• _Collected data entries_

-- start --

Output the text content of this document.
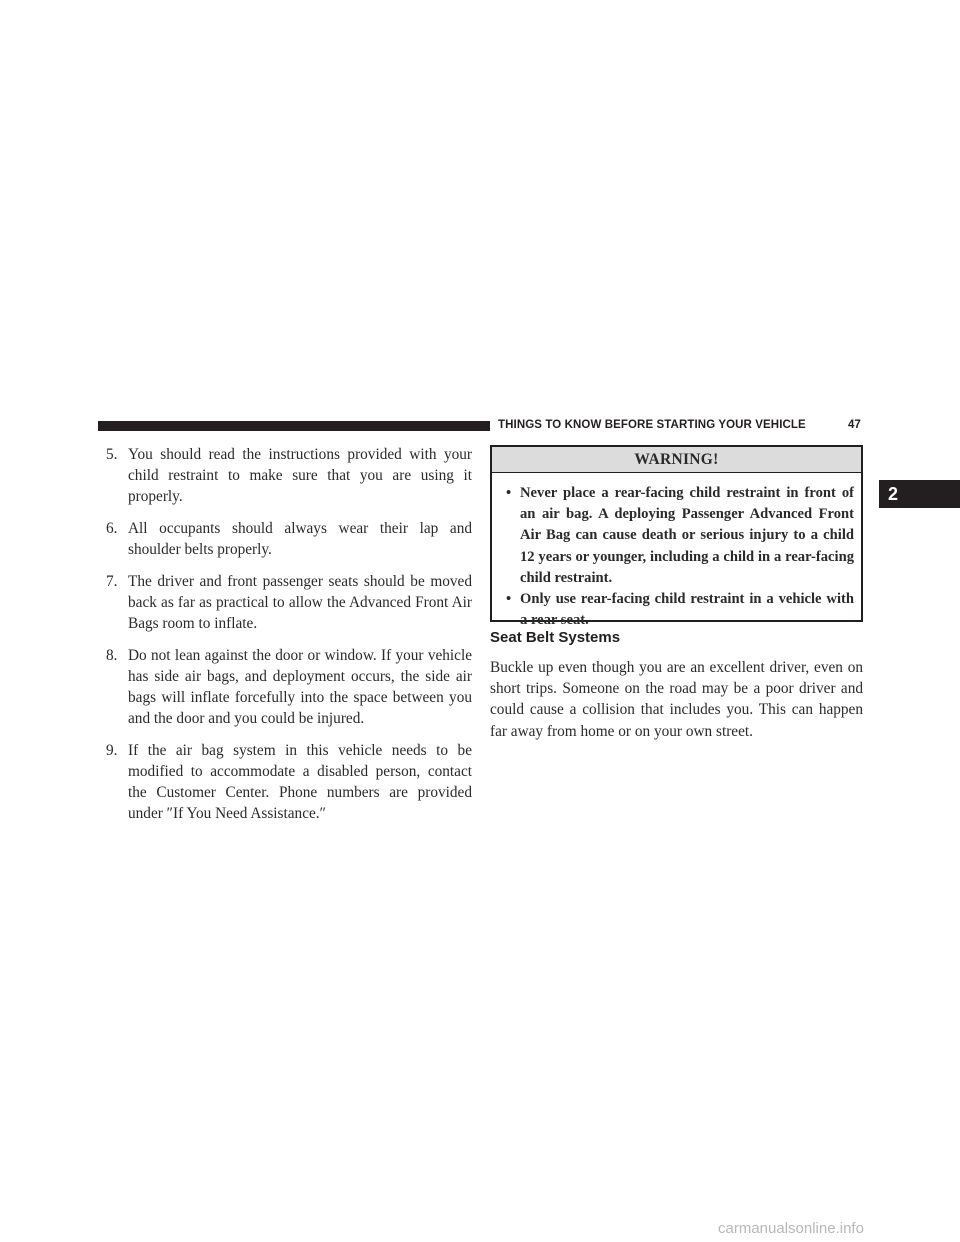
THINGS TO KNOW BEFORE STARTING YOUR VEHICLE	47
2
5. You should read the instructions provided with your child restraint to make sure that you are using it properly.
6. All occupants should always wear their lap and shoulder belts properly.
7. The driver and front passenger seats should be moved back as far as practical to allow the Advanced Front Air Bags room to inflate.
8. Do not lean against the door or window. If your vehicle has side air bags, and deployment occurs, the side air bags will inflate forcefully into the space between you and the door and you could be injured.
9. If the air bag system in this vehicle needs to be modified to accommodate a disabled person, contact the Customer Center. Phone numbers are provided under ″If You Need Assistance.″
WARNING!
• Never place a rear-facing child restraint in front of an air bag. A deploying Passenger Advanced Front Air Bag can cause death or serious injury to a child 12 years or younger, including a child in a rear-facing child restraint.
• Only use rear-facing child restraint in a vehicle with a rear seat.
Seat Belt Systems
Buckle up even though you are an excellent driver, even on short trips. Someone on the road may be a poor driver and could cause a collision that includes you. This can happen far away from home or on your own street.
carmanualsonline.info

-- end --

• _Exercise_
Reproduce the data verbatim. Do not carry any picture into the copy.

• _Solution for this problem_
Output the text content of this document.
THINGS TO KNOW BEFORE STARTING YOUR VEHICLE	47
2
5. You should read the instructions provided with your child restraint to make sure that you are using it properly.
6. All occupants should always wear their lap and shoulder belts properly.
7. The driver and front passenger seats should be moved back as far as practical to allow the Advanced Front Air Bags room to inflate.
8. Do not lean against the door or window. If your vehicle has side air bags, and deployment occurs, the side air bags will inflate forcefully into the space between you and the door and you could be injured.
9. If the air bag system in this vehicle needs to be modified to accommodate a disabled person, contact the Customer Center. Phone numbers are provided under ″If You Need Assistance.″
WARNING!
• Never place a rear-facing child restraint in front of an air bag. A deploying Passenger Advanced Front Air Bag can cause death or serious injury to a child 12 years or younger, including a child in a rear-facing child restraint.
• Only use rear-facing child restraint in a vehicle with a rear seat.
Seat Belt Systems
Buckle up even though you are an excellent driver, even on short trips. Someone on the road may be a poor driver and could cause a collision that includes you. This can happen far away from home or on your own street.
carmanualsonline.info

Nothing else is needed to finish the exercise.